**Your goal:** In the listing below, count the lines containing the string "than" and state only the number.

═════ Records for the exercise

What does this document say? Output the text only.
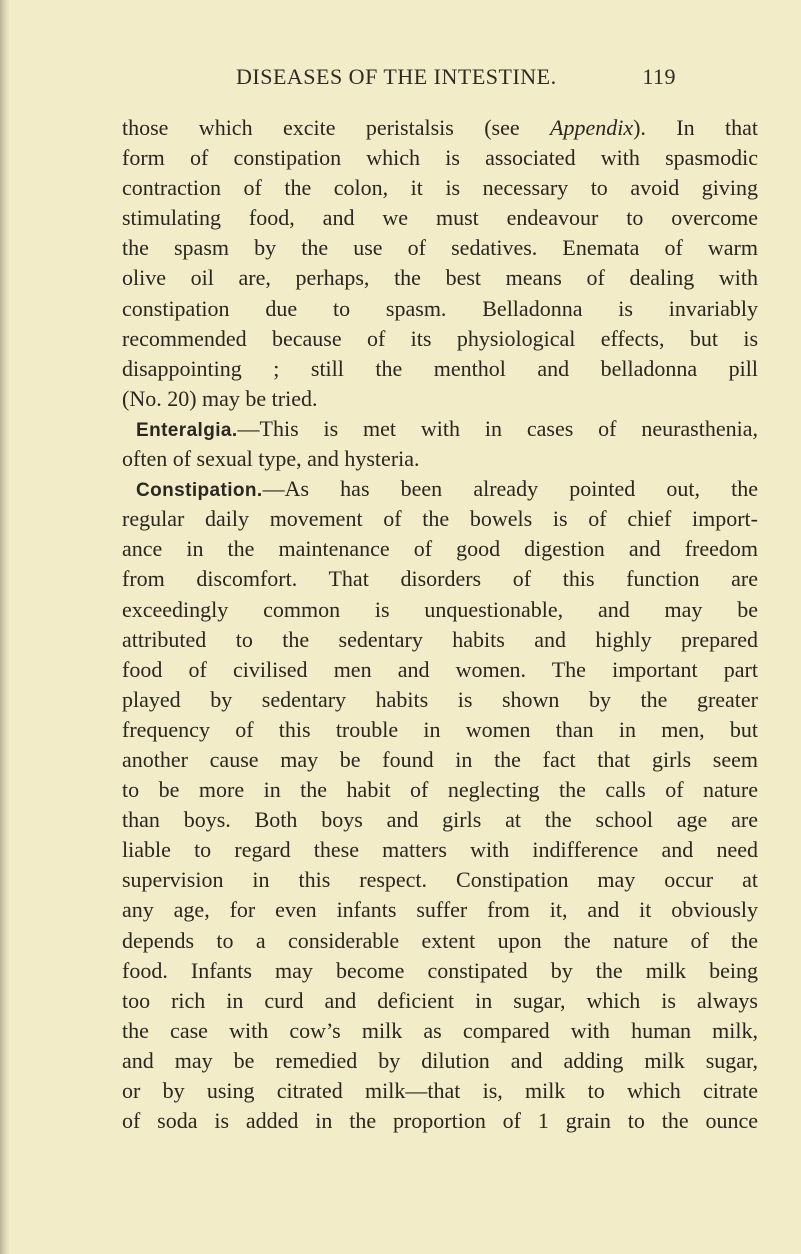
DISEASES OF THE INTESTINE.	119
those which excite peristalsis (see Appendix). In that
form of constipation which is associated with spasmodic
contraction of the colon, it is necessary to avoid giving
stimulating food, and we must endeavour to overcome
the spasm by the use of sedatives. Enemata of warm
olive oil are, perhaps, the best means of dealing with
constipation due to spasm. Belladonna is invariably
recommended because of its physiological effects, but is
disappointing ; still the menthol and belladonna pill
(No. 20) may be tried.
Enteralgia.—This is met with in cases of neurasthenia,
often of sexual type, and hysteria.
Constipation.—As has been already pointed out, the
regular daily movement of the bowels is of chief import-
ance in the maintenance of good digestion and freedom
from discomfort. That disorders of this function are
exceedingly common is unquestionable, and may be
attributed to the sedentary habits and highly prepared
food of civilised men and women. The important part
played by sedentary habits is shown by the greater
frequency of this trouble in women than in men, but
another cause may be found in the fact that girls seem
to be more in the habit of neglecting the calls of nature
than boys. Both boys and girls at the school age are
liable to regard these matters with indifference and need
supervision in this respect. Constipation may occur at
any age, for even infants suffer from it, and it obviously
depends to a considerable extent upon the nature of the
food. Infants may become constipated by the milk being
too rich in curd and deficient in sugar, which is always
the case with cow’s milk as compared with human milk,
and may be remedied by dilution and adding milk sugar,
or by using citrated milk—that is, milk to which citrate
of soda is added in the proportion of 1 grain to the ounce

══════════

**Solved exercise:** 2